- **Problem to work on**
Transcribe all the entries word for word, omitting any pictures they contain.

--- START ---

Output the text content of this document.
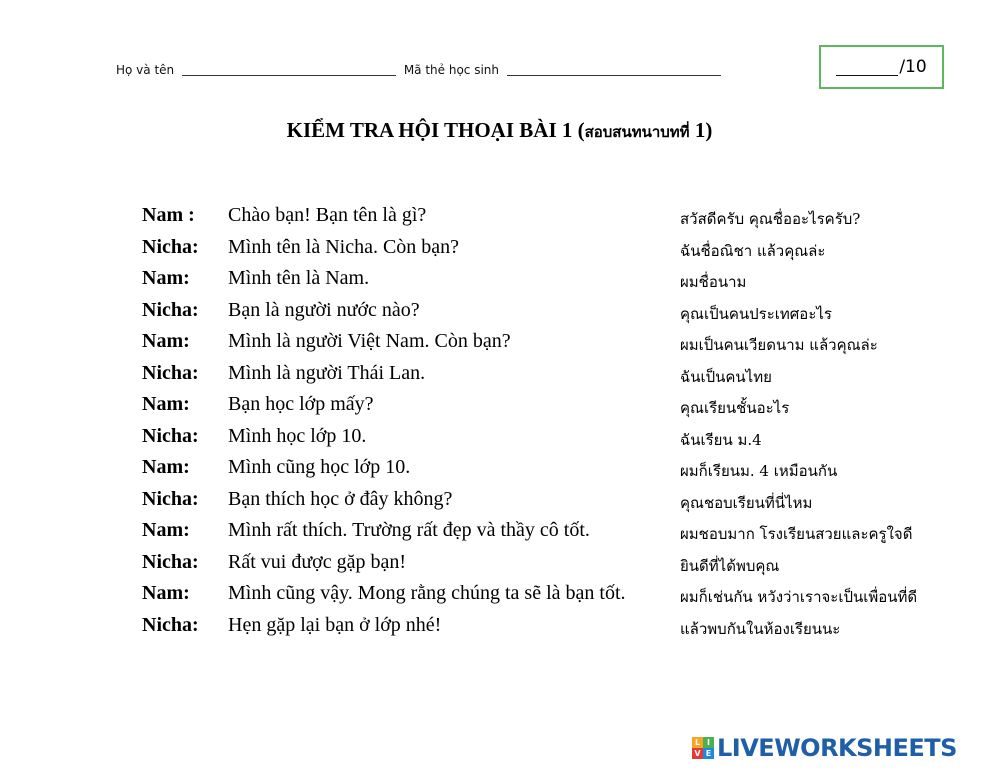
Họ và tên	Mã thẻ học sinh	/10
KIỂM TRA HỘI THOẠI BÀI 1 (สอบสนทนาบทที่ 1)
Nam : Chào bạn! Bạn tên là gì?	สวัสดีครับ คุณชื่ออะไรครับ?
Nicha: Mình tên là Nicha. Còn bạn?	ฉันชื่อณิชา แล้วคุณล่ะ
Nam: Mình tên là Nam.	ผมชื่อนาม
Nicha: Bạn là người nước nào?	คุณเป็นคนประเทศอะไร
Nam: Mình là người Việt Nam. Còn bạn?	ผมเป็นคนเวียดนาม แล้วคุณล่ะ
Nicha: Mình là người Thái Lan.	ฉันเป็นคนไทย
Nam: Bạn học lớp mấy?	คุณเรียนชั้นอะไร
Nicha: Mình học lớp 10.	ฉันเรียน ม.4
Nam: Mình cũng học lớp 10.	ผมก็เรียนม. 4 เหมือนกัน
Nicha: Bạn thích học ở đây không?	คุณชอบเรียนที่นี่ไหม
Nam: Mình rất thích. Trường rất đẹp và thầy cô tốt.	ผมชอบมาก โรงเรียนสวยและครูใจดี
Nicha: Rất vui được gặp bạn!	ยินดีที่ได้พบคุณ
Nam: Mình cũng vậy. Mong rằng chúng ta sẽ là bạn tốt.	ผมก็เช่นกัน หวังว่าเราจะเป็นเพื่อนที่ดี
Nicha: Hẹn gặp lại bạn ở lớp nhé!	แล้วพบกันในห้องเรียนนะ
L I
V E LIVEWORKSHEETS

--- END ---

- **Written answer**
Output the text content of this document.
Họ và tên	Mã thẻ học sinh	/10
KIỂM TRA HỘI THOẠI BÀI 1 (สอบสนทนาบทที่ 1)
Nam : Chào bạn! Bạn tên là gì?	สวัสดีครับ คุณชื่ออะไรครับ?
Nicha: Mình tên là Nicha. Còn bạn?	ฉันชื่อณิชา แล้วคุณล่ะ
Nam: Mình tên là Nam.	ผมชื่อนาม
Nicha: Bạn là người nước nào?	คุณเป็นคนประเทศอะไร
Nam: Mình là người Việt Nam. Còn bạn?	ผมเป็นคนเวียดนาม แล้วคุณล่ะ
Nicha: Mình là người Thái Lan.	ฉันเป็นคนไทย
Nam: Bạn học lớp mấy?	คุณเรียนชั้นอะไร
Nicha: Mình học lớp 10.	ฉันเรียน ม.4
Nam: Mình cũng học lớp 10.	ผมก็เรียนม. 4 เหมือนกัน
Nicha: Bạn thích học ở đây không?	คุณชอบเรียนที่นี่ไหม
Nam: Mình rất thích. Trường rất đẹp và thầy cô tốt.	ผมชอบมาก โรงเรียนสวยและครูใจดี
Nicha: Rất vui được gặp bạn!	ยินดีที่ได้พบคุณ
Nam: Mình cũng vậy. Mong rằng chúng ta sẽ là bạn tốt.	ผมก็เช่นกัน หวังว่าเราจะเป็นเพื่อนที่ดี
Nicha: Hẹn gặp lại bạn ở lớp nhé!	แล้วพบกันในห้องเรียนนะ
L I
V E LIVEWORKSHEETS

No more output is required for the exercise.